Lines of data
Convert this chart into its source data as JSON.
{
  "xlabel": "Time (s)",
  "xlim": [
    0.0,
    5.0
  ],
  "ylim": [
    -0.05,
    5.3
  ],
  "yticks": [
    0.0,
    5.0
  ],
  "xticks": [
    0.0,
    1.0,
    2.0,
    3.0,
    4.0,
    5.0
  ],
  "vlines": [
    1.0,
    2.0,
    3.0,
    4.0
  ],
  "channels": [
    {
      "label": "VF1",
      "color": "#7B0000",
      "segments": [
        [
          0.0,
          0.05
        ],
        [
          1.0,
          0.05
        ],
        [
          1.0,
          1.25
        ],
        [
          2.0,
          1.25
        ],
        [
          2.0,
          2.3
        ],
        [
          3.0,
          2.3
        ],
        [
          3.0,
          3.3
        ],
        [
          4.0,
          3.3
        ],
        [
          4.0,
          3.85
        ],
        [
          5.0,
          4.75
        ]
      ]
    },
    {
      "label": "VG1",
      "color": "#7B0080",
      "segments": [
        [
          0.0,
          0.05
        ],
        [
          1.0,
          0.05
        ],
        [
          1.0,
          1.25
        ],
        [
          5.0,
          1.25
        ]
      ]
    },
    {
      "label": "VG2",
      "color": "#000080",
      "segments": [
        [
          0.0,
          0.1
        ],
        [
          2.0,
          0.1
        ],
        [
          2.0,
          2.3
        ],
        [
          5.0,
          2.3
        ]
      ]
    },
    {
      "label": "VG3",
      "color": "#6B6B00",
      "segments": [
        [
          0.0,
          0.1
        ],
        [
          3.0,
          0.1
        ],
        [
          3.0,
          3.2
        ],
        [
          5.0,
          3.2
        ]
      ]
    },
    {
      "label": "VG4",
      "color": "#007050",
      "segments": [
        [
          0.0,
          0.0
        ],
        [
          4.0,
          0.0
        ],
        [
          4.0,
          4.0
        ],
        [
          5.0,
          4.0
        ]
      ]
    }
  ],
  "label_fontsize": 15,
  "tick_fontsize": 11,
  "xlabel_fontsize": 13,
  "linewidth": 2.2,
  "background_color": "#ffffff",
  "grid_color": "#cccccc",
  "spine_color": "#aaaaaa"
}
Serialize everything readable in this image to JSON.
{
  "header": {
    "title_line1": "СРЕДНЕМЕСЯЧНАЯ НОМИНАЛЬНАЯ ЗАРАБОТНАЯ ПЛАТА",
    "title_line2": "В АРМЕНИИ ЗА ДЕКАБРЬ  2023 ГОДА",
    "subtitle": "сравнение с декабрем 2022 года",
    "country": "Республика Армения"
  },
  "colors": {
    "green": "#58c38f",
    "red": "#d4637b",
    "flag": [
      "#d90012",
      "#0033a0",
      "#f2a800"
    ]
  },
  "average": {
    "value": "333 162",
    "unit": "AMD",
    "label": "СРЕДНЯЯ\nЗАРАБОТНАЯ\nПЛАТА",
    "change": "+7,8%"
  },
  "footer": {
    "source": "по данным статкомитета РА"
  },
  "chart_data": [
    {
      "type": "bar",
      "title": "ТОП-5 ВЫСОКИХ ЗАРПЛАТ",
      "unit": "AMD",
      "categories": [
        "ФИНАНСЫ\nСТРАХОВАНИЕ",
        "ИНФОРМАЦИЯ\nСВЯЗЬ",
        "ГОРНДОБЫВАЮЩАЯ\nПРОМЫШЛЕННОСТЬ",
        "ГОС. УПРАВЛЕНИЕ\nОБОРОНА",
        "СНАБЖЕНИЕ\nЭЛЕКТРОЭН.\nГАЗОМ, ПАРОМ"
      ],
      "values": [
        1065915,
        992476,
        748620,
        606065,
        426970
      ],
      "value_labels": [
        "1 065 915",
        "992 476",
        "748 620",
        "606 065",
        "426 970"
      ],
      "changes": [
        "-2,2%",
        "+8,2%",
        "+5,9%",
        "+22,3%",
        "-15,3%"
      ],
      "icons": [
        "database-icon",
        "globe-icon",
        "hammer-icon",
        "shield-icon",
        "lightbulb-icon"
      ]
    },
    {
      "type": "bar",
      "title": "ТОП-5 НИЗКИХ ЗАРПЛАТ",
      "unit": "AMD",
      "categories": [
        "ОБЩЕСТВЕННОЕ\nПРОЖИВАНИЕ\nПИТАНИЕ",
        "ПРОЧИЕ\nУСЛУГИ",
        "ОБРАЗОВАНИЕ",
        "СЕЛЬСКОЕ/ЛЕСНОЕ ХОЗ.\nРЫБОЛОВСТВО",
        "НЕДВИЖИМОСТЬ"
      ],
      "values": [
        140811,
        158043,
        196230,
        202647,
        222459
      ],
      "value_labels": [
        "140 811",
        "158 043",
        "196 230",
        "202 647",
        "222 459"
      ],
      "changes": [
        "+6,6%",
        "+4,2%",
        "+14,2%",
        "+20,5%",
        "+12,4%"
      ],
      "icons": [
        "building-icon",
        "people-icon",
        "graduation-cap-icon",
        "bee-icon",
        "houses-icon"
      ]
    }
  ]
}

» WHAT IS NEEDED: Reproduce all the data word for word.

» CORRECT RESULT:
Convert this chart into its source data as JSON.
{
  "xlabel": "Time (s)",
  "xlim": [
    0.0,
    5.0
  ],
  "ylim": [
    -0.05,
    5.3
  ],
  "yticks": [
    0.0,
    5.0
  ],
  "xticks": [
    0.0,
    1.0,
    2.0,
    3.0,
    4.0,
    5.0
  ],
  "vlines": [
    1.0,
    2.0,
    3.0,
    4.0
  ],
  "channels": [
    {
      "label": "VF1",
      "color": "#7B0000",
      "segments": [
        [
          0.0,
          0.05
        ],
        [
          1.0,
          0.05
        ],
        [
          1.0,
          1.25
        ],
        [
          2.0,
          1.25
        ],
        [
          2.0,
          2.3
        ],
        [
          3.0,
          2.3
        ],
        [
          3.0,
          3.3
        ],
        [
          4.0,
          3.3
        ],
        [
          4.0,
          3.85
        ],
        [
          5.0,
          4.75
        ]
      ]
    },
    {
      "label": "VG1",
      "color": "#7B0080",
      "segments": [
        [
          0.0,
          0.05
        ],
        [
          1.0,
          0.05
        ],
        [
          1.0,
          1.25
        ],
        [
          5.0,
          1.25
        ]
      ]
    },
    {
      "label": "VG2",
      "color": "#000080",
      "segments": [
        [
          0.0,
          0.1
        ],
        [
          2.0,
          0.1
        ],
        [
          2.0,
          2.3
        ],
        [
          5.0,
          2.3
        ]
      ]
    },
    {
      "label": "VG3",
      "color": "#6B6B00",
      "segments": [
        [
          0.0,
          0.1
        ],
        [
          3.0,
          0.1
        ],
        [
          3.0,
          3.2
        ],
        [
          5.0,
          3.2
        ]
      ]
    },
    {
      "label": "VG4",
      "color": "#007050",
      "segments": [
        [
          0.0,
          0.0
        ],
        [
          4.0,
          0.0
        ],
        [
          4.0,
          4.0
        ],
        [
          5.0,
          4.0
        ]
      ]
    }
  ],
  "label_fontsize": 15,
  "tick_fontsize": 11,
  "xlabel_fontsize": 13,
  "linewidth": 2.2,
  "background_color": "#ffffff",
  "grid_color": "#cccccc",
  "spine_color": "#aaaaaa"
}
Serialize everything readable in this image to JSON.
{
  "header": {
    "title_line1": "СРЕДНЕМЕСЯЧНАЯ НОМИНАЛЬНАЯ ЗАРАБОТНАЯ ПЛАТА",
    "title_line2": "В АРМЕНИИ ЗА ДЕКАБРЬ  2023 ГОДА",
    "subtitle": "сравнение с декабрем 2022 года",
    "country": "Республика Армения"
  },
  "colors": {
    "green": "#58c38f",
    "red": "#d4637b",
    "flag": [
      "#d90012",
      "#0033a0",
      "#f2a800"
    ]
  },
  "average": {
    "value": "333 162",
    "unit": "AMD",
    "label": "СРЕДНЯЯ\nЗАРАБОТНАЯ\nПЛАТА",
    "change": "+7,8%"
  },
  "footer": {
    "source": "по данным статкомитета РА"
  },
  "chart_data": [
    {
      "type": "bar",
      "title": "ТОП-5 ВЫСОКИХ ЗАРПЛАТ",
      "unit": "AMD",
      "categories": [
        "ФИНАНСЫ\nСТРАХОВАНИЕ",
        "ИНФОРМАЦИЯ\nСВЯЗЬ",
        "ГОРНДОБЫВАЮЩАЯ\nПРОМЫШЛЕННОСТЬ",
        "ГОС. УПРАВЛЕНИЕ\nОБОРОНА",
        "СНАБЖЕНИЕ\nЭЛЕКТРОЭН.\nГАЗОМ, ПАРОМ"
      ],
      "values": [
        1065915,
        992476,
        748620,
        606065,
        426970
      ],
      "value_labels": [
        "1 065 915",
        "992 476",
        "748 620",
        "606 065",
        "426 970"
      ],
      "changes": [
        "-2,2%",
        "+8,2%",
        "+5,9%",
        "+22,3%",
        "-15,3%"
      ],
      "icons": [
        "database-icon",
        "globe-icon",
        "hammer-icon",
        "shield-icon",
        "lightbulb-icon"
      ]
    },
    {
      "type": "bar",
      "title": "ТОП-5 НИЗКИХ ЗАРПЛАТ",
      "unit": "AMD",
      "categories": [
        "ОБЩЕСТВЕННОЕ\nПРОЖИВАНИЕ\nПИТАНИЕ",
        "ПРОЧИЕ\nУСЛУГИ",
        "ОБРАЗОВАНИЕ",
        "СЕЛЬСКОЕ/ЛЕСНОЕ ХОЗ.\nРЫБОЛОВСТВО",
        "НЕДВИЖИМОСТЬ"
      ],
      "values": [
        140811,
        158043,
        196230,
        202647,
        222459
      ],
      "value_labels": [
        "140 811",
        "158 043",
        "196 230",
        "202 647",
        "222 459"
      ],
      "changes": [
        "+6,6%",
        "+4,2%",
        "+14,2%",
        "+20,5%",
        "+12,4%"
      ],
      "icons": [
        "building-icon",
        "people-icon",
        "graduation-cap-icon",
        "bee-icon",
        "houses-icon"
      ]
    }
  ]
}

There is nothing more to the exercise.